*Exercise*. Determine which lines contain the word "HANÉFIA", then copy those lines.

*Given records*.
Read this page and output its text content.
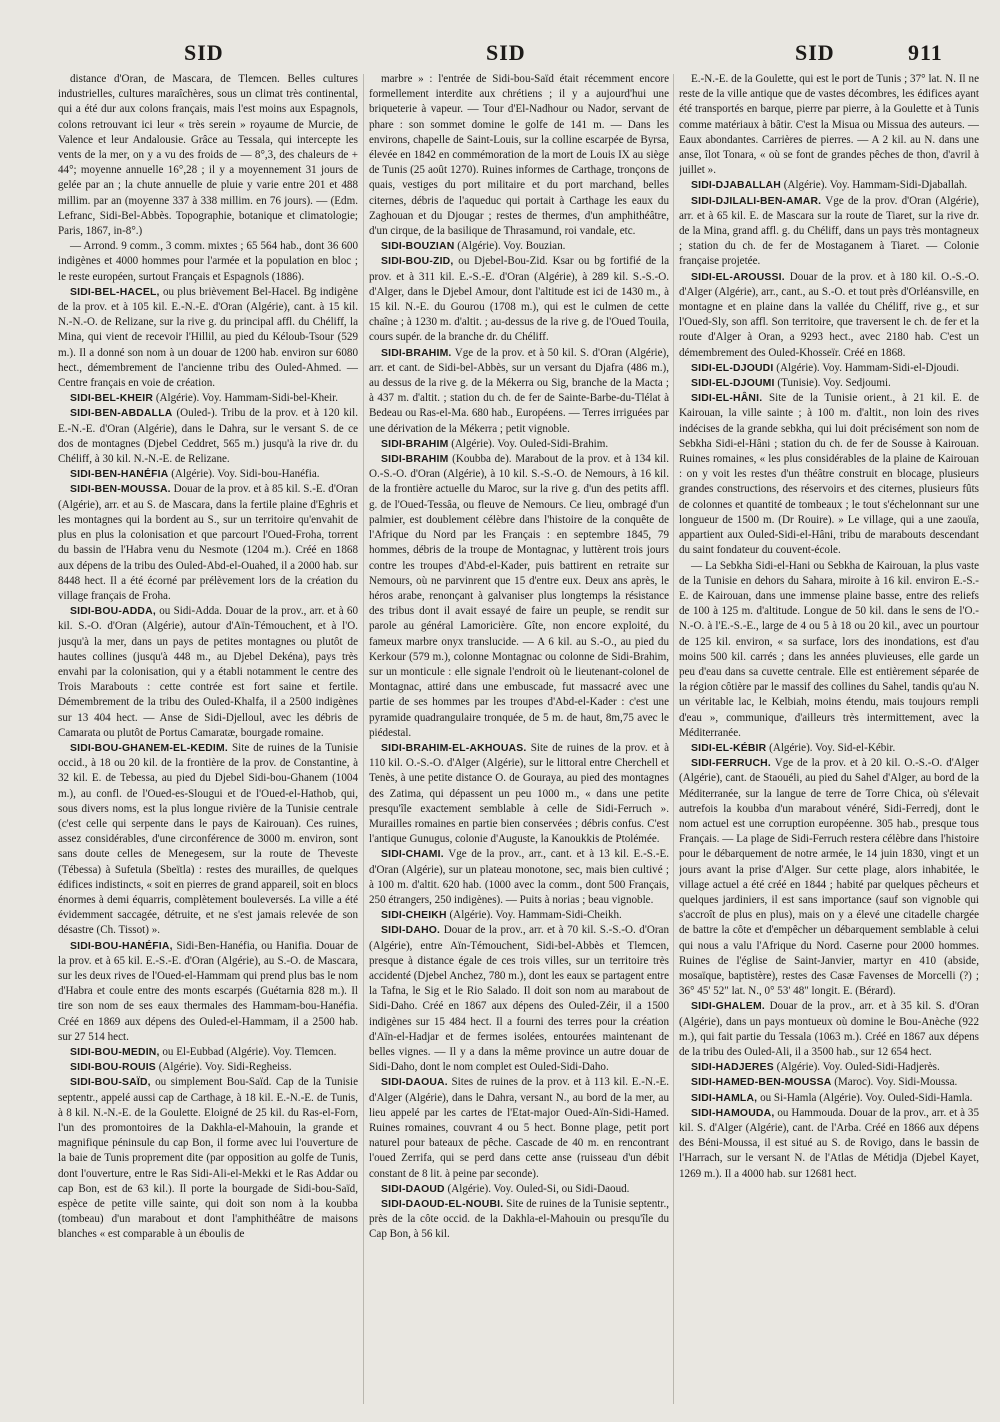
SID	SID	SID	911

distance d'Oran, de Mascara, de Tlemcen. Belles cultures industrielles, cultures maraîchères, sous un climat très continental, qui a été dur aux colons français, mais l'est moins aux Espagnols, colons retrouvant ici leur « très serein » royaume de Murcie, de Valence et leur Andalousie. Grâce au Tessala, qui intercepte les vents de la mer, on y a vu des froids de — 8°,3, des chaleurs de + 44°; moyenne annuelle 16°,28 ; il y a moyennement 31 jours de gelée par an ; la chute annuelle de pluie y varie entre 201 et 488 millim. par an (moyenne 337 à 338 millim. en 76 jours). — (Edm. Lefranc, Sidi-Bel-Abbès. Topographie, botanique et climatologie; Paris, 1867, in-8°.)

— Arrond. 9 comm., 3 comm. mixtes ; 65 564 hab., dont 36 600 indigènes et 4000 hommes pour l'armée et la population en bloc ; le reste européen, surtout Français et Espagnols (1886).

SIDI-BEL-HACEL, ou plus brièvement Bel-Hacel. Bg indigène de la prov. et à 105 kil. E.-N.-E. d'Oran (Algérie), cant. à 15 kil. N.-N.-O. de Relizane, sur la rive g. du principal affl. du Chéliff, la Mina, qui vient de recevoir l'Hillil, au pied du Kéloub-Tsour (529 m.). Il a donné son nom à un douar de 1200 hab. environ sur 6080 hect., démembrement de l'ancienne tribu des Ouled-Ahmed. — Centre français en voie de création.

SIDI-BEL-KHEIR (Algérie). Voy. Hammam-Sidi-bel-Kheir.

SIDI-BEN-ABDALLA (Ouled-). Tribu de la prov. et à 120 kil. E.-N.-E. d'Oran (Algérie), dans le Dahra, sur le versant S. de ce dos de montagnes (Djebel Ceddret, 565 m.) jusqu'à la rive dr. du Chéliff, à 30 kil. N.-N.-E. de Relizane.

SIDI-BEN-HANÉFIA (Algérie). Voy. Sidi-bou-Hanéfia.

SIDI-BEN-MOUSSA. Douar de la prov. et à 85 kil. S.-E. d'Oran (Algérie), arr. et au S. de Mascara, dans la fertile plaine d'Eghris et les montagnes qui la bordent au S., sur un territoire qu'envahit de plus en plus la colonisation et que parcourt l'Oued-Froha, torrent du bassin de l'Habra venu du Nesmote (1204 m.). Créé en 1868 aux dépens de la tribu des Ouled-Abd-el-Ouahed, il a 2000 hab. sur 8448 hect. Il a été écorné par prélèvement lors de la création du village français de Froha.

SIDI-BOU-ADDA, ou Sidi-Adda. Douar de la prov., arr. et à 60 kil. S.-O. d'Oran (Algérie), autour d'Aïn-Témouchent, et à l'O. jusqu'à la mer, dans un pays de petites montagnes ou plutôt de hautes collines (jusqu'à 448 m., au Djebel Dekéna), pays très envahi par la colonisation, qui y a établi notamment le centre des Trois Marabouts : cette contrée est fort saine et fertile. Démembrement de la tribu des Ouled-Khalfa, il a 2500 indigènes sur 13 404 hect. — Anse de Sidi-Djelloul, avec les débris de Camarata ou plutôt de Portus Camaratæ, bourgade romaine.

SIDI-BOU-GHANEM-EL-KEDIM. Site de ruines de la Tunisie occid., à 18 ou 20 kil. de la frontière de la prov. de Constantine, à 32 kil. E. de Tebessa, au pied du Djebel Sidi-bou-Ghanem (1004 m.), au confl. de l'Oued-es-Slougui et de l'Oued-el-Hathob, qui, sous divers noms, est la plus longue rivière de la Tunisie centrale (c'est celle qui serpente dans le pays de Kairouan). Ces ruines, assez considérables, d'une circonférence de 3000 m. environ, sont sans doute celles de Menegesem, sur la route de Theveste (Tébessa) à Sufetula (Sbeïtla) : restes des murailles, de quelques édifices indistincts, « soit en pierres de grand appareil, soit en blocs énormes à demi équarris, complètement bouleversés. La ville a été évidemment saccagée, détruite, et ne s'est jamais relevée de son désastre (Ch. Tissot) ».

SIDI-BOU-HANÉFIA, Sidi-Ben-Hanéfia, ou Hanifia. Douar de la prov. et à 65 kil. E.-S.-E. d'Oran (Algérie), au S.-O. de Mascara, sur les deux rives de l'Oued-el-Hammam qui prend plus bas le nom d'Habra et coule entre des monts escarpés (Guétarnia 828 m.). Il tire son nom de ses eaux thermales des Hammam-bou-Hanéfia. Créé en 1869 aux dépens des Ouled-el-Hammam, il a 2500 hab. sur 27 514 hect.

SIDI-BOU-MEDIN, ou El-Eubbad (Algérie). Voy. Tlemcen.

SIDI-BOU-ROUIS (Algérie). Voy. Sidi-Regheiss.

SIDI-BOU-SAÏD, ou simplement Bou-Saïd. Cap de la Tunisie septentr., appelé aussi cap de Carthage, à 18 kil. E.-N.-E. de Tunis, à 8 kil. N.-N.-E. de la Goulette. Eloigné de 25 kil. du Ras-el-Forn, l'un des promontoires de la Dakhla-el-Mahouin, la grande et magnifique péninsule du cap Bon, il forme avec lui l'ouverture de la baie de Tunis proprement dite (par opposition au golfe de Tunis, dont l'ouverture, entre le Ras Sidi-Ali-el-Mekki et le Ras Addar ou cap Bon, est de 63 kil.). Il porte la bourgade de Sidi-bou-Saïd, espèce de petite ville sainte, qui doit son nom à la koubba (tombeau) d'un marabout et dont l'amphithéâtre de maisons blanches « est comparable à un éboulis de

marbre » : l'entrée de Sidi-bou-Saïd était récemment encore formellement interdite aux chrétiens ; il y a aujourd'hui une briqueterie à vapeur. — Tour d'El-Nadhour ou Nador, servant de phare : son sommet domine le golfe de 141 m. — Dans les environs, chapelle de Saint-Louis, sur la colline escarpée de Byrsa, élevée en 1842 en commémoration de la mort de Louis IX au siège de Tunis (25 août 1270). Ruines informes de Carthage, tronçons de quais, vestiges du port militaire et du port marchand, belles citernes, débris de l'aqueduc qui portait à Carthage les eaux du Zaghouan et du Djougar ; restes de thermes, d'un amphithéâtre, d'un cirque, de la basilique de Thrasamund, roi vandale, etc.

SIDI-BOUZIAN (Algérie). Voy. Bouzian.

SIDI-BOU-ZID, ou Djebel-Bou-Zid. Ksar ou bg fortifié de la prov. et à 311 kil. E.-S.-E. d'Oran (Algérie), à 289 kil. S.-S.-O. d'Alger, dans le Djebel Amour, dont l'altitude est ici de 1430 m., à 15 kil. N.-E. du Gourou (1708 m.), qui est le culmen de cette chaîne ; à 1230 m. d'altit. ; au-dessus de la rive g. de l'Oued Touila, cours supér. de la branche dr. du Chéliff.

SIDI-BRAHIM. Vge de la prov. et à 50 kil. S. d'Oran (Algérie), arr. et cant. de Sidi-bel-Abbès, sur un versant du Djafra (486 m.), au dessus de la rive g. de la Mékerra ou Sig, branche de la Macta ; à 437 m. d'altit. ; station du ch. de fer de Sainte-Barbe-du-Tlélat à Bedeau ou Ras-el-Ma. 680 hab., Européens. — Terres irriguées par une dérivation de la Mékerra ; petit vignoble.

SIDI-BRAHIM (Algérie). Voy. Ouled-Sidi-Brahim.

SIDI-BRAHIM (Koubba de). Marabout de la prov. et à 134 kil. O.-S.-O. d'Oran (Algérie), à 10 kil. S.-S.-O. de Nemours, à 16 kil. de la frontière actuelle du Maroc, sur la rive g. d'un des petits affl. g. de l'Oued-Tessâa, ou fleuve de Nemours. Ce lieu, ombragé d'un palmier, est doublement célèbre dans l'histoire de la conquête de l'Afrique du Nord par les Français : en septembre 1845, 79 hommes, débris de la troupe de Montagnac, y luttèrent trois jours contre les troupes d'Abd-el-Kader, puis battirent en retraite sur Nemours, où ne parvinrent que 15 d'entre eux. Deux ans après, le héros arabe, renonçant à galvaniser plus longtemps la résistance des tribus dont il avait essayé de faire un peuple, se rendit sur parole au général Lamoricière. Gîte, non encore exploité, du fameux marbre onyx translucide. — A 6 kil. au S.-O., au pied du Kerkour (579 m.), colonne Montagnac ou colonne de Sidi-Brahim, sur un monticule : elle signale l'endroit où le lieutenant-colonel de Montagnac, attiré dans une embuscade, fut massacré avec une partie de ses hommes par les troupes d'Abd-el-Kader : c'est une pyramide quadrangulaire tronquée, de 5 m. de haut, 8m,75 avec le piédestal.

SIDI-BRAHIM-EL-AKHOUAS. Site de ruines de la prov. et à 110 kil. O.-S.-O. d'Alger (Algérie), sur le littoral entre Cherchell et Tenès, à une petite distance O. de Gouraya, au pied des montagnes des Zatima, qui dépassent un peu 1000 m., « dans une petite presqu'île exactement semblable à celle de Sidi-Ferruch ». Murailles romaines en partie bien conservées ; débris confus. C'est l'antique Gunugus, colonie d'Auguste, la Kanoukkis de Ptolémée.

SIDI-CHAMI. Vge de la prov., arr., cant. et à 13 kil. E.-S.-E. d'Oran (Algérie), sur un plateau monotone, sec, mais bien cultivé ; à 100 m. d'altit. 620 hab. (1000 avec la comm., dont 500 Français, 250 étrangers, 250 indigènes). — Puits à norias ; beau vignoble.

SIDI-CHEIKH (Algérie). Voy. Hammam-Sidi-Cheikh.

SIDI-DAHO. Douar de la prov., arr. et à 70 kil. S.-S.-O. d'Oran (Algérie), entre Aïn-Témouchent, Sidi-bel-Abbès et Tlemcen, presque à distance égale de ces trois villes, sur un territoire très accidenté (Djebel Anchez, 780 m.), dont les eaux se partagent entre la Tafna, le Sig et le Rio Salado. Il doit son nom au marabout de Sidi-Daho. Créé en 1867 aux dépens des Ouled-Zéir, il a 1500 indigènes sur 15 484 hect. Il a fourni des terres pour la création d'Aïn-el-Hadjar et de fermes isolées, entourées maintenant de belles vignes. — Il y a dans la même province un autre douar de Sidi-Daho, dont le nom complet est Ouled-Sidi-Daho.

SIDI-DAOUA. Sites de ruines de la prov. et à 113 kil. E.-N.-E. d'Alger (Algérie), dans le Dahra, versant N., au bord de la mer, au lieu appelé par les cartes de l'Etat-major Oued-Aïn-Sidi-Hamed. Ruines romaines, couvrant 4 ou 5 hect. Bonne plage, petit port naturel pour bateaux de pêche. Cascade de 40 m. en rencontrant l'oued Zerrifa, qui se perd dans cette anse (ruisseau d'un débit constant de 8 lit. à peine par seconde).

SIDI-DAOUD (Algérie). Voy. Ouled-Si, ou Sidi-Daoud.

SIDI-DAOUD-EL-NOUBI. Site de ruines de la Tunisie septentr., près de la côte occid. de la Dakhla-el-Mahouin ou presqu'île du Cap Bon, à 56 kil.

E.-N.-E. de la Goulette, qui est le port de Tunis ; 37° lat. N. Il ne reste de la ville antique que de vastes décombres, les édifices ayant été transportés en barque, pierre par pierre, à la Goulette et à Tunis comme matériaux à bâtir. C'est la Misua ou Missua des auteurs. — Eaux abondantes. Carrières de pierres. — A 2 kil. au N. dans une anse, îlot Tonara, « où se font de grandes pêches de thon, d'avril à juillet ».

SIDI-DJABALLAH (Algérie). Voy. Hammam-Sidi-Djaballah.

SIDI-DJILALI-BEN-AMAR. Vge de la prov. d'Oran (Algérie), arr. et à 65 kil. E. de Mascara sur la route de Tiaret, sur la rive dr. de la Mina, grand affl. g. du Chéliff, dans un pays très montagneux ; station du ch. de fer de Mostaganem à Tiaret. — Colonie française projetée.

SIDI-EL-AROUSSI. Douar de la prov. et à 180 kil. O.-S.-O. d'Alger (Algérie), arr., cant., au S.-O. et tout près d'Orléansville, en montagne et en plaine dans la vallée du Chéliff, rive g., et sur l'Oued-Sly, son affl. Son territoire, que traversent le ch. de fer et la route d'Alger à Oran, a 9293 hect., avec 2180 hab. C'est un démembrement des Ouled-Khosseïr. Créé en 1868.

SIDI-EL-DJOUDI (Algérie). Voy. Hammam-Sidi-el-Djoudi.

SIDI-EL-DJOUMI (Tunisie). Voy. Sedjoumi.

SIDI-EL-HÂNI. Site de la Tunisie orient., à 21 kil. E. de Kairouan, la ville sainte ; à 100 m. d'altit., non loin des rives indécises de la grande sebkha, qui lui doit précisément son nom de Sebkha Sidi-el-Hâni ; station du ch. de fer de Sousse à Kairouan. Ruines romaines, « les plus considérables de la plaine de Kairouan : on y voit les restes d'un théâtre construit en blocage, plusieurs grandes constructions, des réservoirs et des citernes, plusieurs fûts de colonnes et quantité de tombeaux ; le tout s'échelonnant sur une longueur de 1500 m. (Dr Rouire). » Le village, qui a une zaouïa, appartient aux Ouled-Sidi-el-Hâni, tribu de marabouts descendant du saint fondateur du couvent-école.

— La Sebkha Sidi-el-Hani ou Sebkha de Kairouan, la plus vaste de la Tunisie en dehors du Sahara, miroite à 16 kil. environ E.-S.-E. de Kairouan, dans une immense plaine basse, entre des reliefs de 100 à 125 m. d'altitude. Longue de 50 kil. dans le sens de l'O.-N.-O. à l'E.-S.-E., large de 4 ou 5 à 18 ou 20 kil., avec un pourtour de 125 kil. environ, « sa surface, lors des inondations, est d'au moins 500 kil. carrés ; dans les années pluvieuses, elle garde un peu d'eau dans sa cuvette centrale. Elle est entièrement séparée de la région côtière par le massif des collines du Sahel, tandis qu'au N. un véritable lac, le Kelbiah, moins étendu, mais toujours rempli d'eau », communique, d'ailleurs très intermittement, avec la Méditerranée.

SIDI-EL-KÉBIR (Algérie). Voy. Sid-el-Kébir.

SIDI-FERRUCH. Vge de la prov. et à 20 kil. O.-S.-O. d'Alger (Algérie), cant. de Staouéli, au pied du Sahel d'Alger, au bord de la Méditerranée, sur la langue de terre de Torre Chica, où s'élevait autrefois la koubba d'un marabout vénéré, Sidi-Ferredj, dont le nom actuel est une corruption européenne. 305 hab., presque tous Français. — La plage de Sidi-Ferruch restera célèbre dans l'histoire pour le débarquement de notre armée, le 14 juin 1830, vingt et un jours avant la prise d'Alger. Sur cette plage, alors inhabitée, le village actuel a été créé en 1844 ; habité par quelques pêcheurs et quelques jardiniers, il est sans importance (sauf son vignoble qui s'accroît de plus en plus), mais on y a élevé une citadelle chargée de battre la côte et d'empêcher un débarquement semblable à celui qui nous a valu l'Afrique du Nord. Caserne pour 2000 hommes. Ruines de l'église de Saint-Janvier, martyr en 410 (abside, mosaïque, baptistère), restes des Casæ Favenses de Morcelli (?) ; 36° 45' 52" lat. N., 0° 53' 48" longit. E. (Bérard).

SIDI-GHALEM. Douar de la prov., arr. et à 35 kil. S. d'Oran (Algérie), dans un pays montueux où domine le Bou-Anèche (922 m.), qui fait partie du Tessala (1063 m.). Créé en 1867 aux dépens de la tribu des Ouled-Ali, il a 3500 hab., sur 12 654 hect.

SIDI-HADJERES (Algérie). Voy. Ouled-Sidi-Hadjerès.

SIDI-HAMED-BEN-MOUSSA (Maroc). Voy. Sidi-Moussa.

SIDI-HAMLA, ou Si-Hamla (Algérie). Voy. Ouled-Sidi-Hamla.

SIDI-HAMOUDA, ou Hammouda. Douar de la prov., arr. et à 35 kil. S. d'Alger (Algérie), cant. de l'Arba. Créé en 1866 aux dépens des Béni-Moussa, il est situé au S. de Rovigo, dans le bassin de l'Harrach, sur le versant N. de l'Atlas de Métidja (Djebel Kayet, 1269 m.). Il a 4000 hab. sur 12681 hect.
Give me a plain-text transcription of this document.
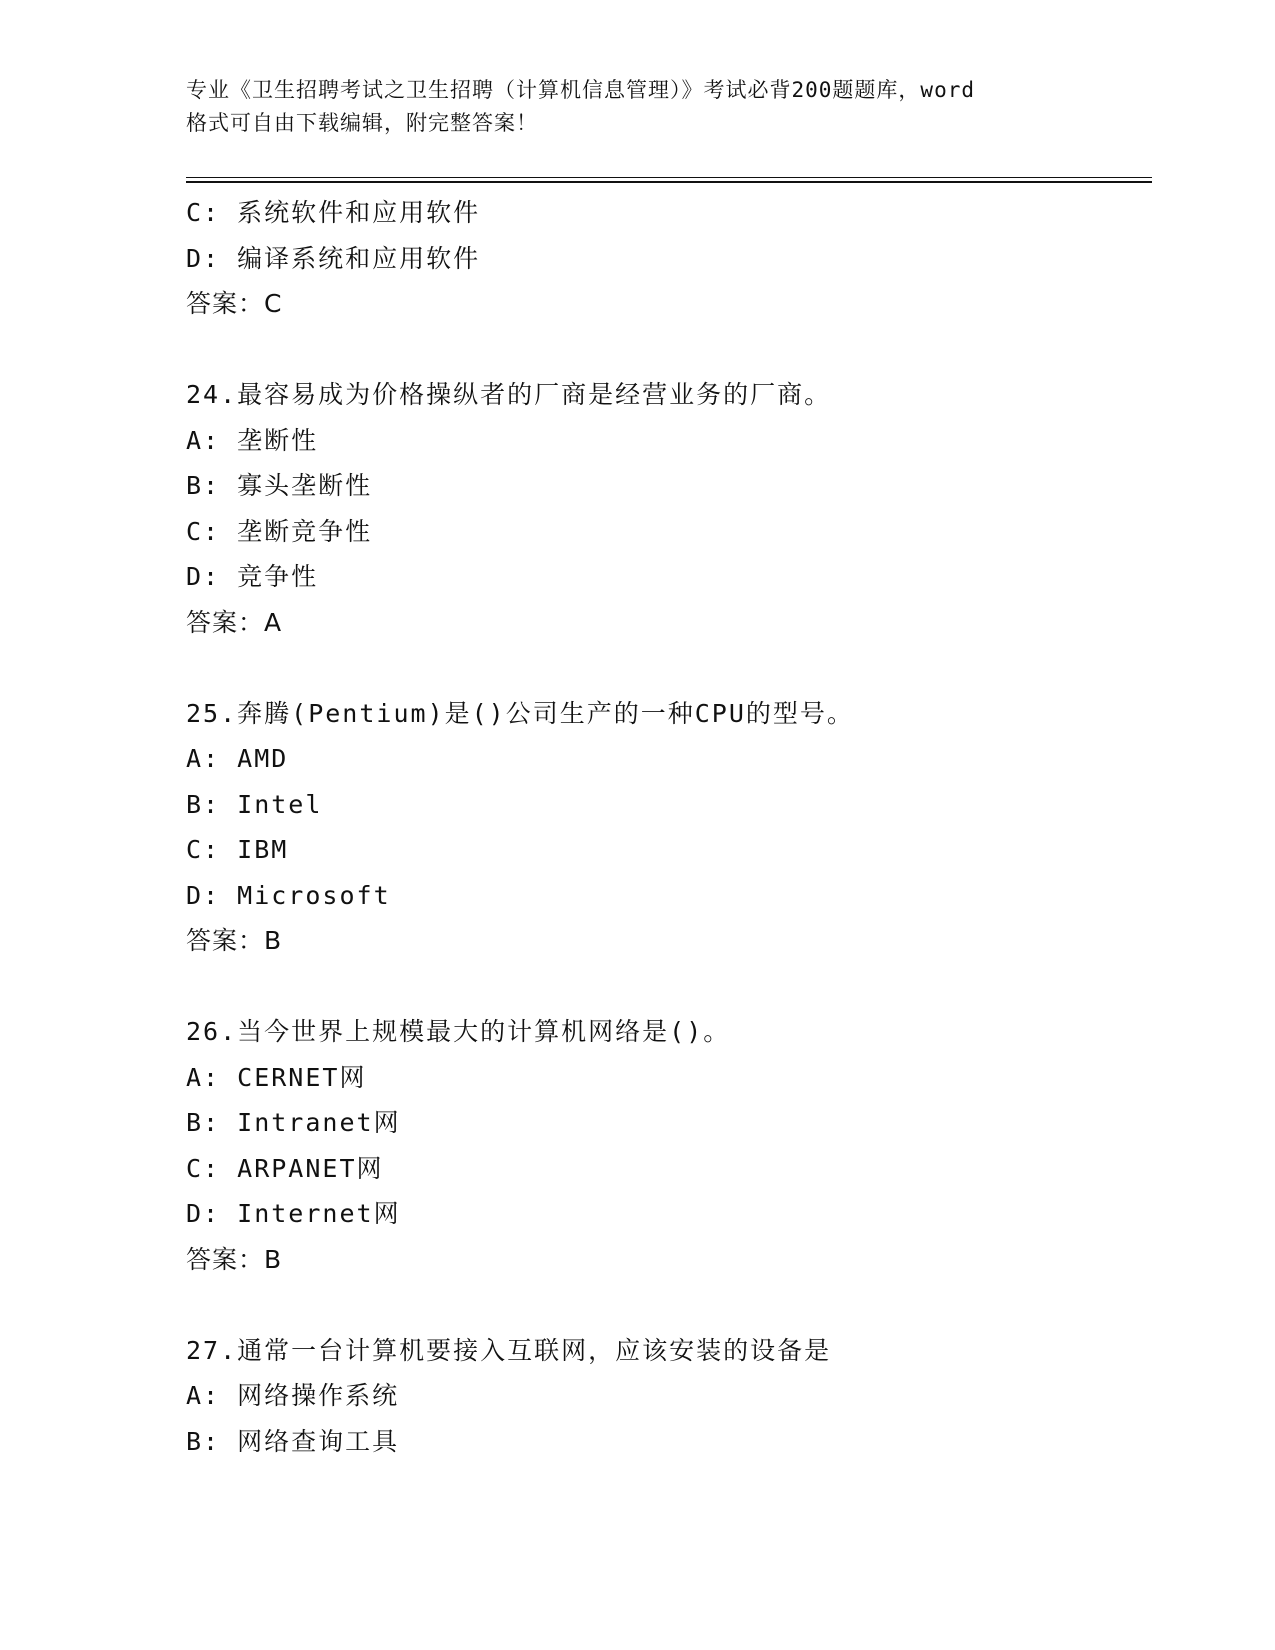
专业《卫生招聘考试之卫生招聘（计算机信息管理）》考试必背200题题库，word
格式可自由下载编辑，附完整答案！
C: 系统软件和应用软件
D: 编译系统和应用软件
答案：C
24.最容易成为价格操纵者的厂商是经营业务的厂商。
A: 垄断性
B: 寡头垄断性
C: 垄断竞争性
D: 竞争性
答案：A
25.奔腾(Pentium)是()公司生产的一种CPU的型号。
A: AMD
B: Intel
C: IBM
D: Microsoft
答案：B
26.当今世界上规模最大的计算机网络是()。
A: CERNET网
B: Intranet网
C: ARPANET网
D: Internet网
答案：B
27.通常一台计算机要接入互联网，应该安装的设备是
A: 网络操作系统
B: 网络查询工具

*Written response*.
SIDI-BEN-HANÉFIA (Algérie). Voy. Sidi-bou-Hanéfia.
SIDI-BOU-HANÉFIA, Sidi-Ben-Hanéfia, ou Hanifia. Douar de la prov. et à 65 kil. E.-S.-E. d'Oran (Algérie), au S.-O. de Mascara, sur les deux rives de l'Oued-el-Hammam qui prend plus bas le nom d'Habra et coule entre des monts escarpés (Guétarnia 828 m.). Il tire son nom de ses eaux thermales des Hammam-bou-Hanéfia. Créé en 1869 aux dépens des Ouled-el-Hammam, il a 2500 hab. sur 27 514 hect.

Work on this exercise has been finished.